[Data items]
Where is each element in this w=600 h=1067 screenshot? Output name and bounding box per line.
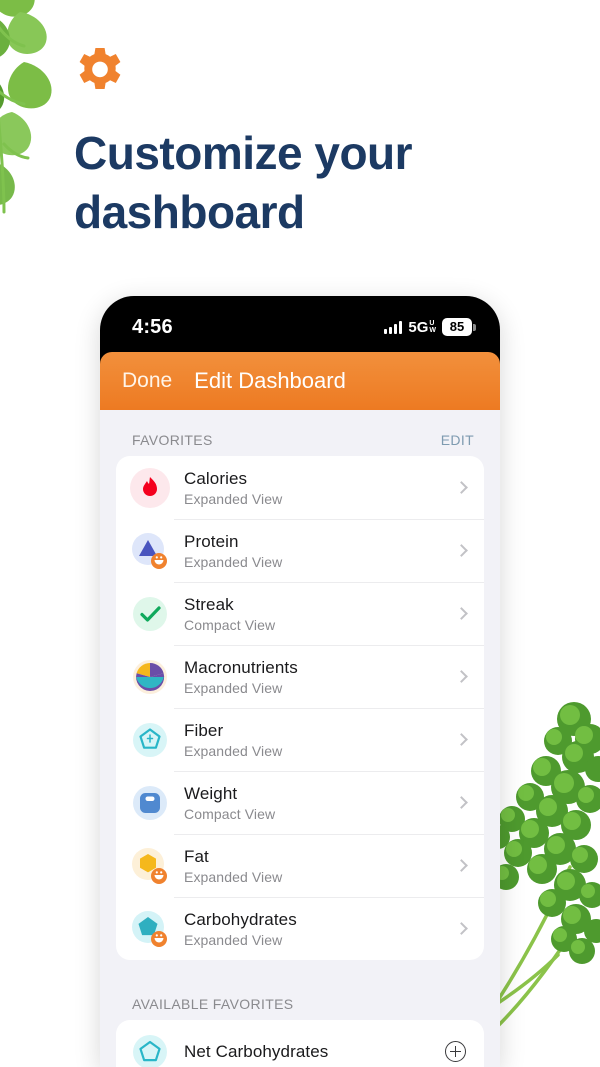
hexagon-icon [130,846,170,886]
list-item-title: Fiber [184,720,224,740]
favorites-card: Calories Expanded View Protein Expanded … [116,456,484,960]
status-time: 4:56 [132,315,173,338]
scale-icon [130,783,170,823]
screen-content: FAVORITES EDIT Calories Expanded View Pr… [100,410,500,1067]
edit-favorites-button[interactable]: EDIT [441,432,474,448]
list-item-subtitle: Expanded View [184,931,283,948]
cellular-signal-icon [384,320,403,334]
done-button[interactable]: Done [122,369,172,393]
phone-mockup: 4:56 5G U W 85 Done Edit Dashboard FAVOR… [100,296,500,1067]
plus-circle-icon[interactable] [445,1041,466,1062]
pie-chart-icon [130,657,170,697]
favorites-title: FAVORITES [132,432,213,448]
list-item[interactable]: Net Carbohydrates [116,1020,484,1067]
chevron-right-icon[interactable] [455,481,468,494]
available-favorites-section-header: AVAILABLE FAVORITES [100,960,500,1020]
list-item-subtitle: Expanded View [184,490,283,507]
list-item-subtitle: Expanded View [184,868,283,885]
available-favorites-title: AVAILABLE FAVORITES [132,996,294,1012]
chevron-right-icon[interactable] [455,733,468,746]
list-item-subtitle: Expanded View [184,679,283,696]
pentagon-icon [130,909,170,949]
list-item-subtitle: Expanded View [184,553,283,570]
checkmark-icon [130,594,170,634]
chevron-right-icon[interactable] [455,607,468,620]
status-bar: 4:56 5G U W 85 [100,296,500,352]
triangle-icon [130,531,170,571]
list-item-title: Fat [184,846,209,866]
pentagon-outline-icon [130,1032,170,1067]
available-favorites-card: Net Carbohydrates [116,1020,484,1067]
chevron-right-icon[interactable] [455,544,468,557]
list-item-title: Net Carbohydrates [184,1041,329,1061]
list-item-title: Calories [184,468,248,488]
list-item-title: Protein [184,531,239,551]
battery-icon: 85 [442,318,476,336]
list-item-subtitle: Expanded View [184,742,283,759]
network-type-indicator: 5G U W [408,319,436,336]
chevron-right-icon[interactable] [455,922,468,935]
list-item-title: Weight [184,783,238,803]
battery-tip [473,323,476,331]
list-item-subtitle: Compact View [184,805,276,822]
gear-icon [79,48,121,89]
list-item[interactable]: Macronutrients Expanded View [116,645,484,708]
favorites-section-header: FAVORITES EDIT [100,410,500,456]
hero-section: Customize your dashboard [0,0,600,242]
list-item[interactable]: Fat Expanded View [116,834,484,897]
network-label: 5G [408,318,429,336]
list-item[interactable]: Fiber Expanded View [116,708,484,771]
pentagon-outline-icon [130,720,170,760]
list-item-title: Carbohydrates [184,909,297,929]
list-item[interactable]: Carbohydrates Expanded View [116,897,484,960]
list-item-title: Macronutrients [184,657,298,677]
list-item[interactable]: Streak Compact View [116,582,484,645]
list-item[interactable]: Protein Expanded View [116,519,484,582]
chevron-right-icon[interactable] [455,670,468,683]
page-title: Customize your dashboard [74,127,413,238]
network-sub-top: U [429,320,435,327]
flame-icon [130,467,170,508]
list-item[interactable]: Weight Compact View [116,771,484,834]
chevron-right-icon[interactable] [455,796,468,809]
navigation-bar: Done Edit Dashboard [100,352,500,410]
list-item-subtitle: Compact View [184,616,276,633]
list-item-title: Streak [184,594,234,614]
list-item[interactable]: Calories Expanded View [116,456,484,519]
battery-level: 85 [442,318,472,336]
chevron-right-icon[interactable] [455,859,468,872]
network-sub-bottom: W [429,327,436,334]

_WORK INSTRUCTION:_ Every entry above needs to be duplicated exactly, without its images.

_TASK RESPONSE:_
Where is each element in this w=600 h=1067 screenshot? Output name and bounding box per line.
hexagon-icon [130,846,170,886]
list-item-title: Fiber [184,720,224,740]
favorites-card: Calories Expanded View Protein Expanded … [116,456,484,960]
status-time: 4:56 [132,315,173,338]
scale-icon [130,783,170,823]
screen-content: FAVORITES EDIT Calories Expanded View Pr… [100,410,500,1067]
edit-favorites-button[interactable]: EDIT [441,432,474,448]
list-item-subtitle: Expanded View [184,931,283,948]
cellular-signal-icon [384,320,403,334]
done-button[interactable]: Done [122,369,172,393]
phone-mockup: 4:56 5G U W 85 Done Edit Dashboard FAVOR… [100,296,500,1067]
plus-circle-icon[interactable] [445,1041,466,1062]
pie-chart-icon [130,657,170,697]
favorites-title: FAVORITES [132,432,213,448]
list-item[interactable]: Net Carbohydrates [116,1020,484,1067]
chevron-right-icon[interactable] [455,481,468,494]
available-favorites-section-header: AVAILABLE FAVORITES [100,960,500,1020]
list-item-subtitle: Expanded View [184,490,283,507]
list-item-subtitle: Expanded View [184,868,283,885]
available-favorites-title: AVAILABLE FAVORITES [132,996,294,1012]
chevron-right-icon[interactable] [455,733,468,746]
list-item-subtitle: Expanded View [184,679,283,696]
pentagon-icon [130,909,170,949]
list-item-subtitle: Expanded View [184,553,283,570]
checkmark-icon [130,594,170,634]
chevron-right-icon[interactable] [455,607,468,620]
status-bar: 4:56 5G U W 85 [100,296,500,352]
triangle-icon [130,531,170,571]
list-item-title: Fat [184,846,209,866]
pentagon-outline-icon [130,1032,170,1067]
available-favorites-card: Net Carbohydrates [116,1020,484,1067]
chevron-right-icon[interactable] [455,544,468,557]
list-item-title: Net Carbohydrates [184,1041,329,1061]
list-item-title: Calories [184,468,248,488]
list-item-title: Protein [184,531,239,551]
battery-icon: 85 [442,318,476,336]
list-item-subtitle: Expanded View [184,742,283,759]
network-type-indicator: 5G U W [408,319,436,336]
chevron-right-icon[interactable] [455,922,468,935]
list-item-title: Weight [184,783,238,803]
battery-tip [473,323,476,331]
list-item-subtitle: Compact View [184,805,276,822]
gear-icon [79,48,121,89]
list-item[interactable]: Macronutrients Expanded View [116,645,484,708]
favorites-section-header: FAVORITES EDIT [100,410,500,456]
hero-section: Customize your dashboard [0,0,600,242]
list-item[interactable]: Fat Expanded View [116,834,484,897]
network-label: 5G [408,318,429,336]
list-item[interactable]: Fiber Expanded View [116,708,484,771]
pentagon-outline-icon [130,720,170,760]
list-item-title: Carbohydrates [184,909,297,929]
list-item[interactable]: Carbohydrates Expanded View [116,897,484,960]
list-item-title: Macronutrients [184,657,298,677]
list-item[interactable]: Streak Compact View [116,582,484,645]
list-item[interactable]: Protein Expanded View [116,519,484,582]
chevron-right-icon[interactable] [455,670,468,683]
page-title: Customize your dashboard [74,127,413,238]
network-sub-top: U [429,320,435,327]
flame-icon [130,467,170,508]
list-item[interactable]: Weight Compact View [116,771,484,834]
chevron-right-icon[interactable] [455,796,468,809]
navigation-bar: Done Edit Dashboard [100,352,500,410]
list-item-subtitle: Compact View [184,616,276,633]
list-item-title: Streak [184,594,234,614]
list-item[interactable]: Calories Expanded View [116,456,484,519]
battery-level: 85 [442,318,472,336]
chevron-right-icon[interactable] [455,859,468,872]
network-sub-bottom: W [429,327,436,334]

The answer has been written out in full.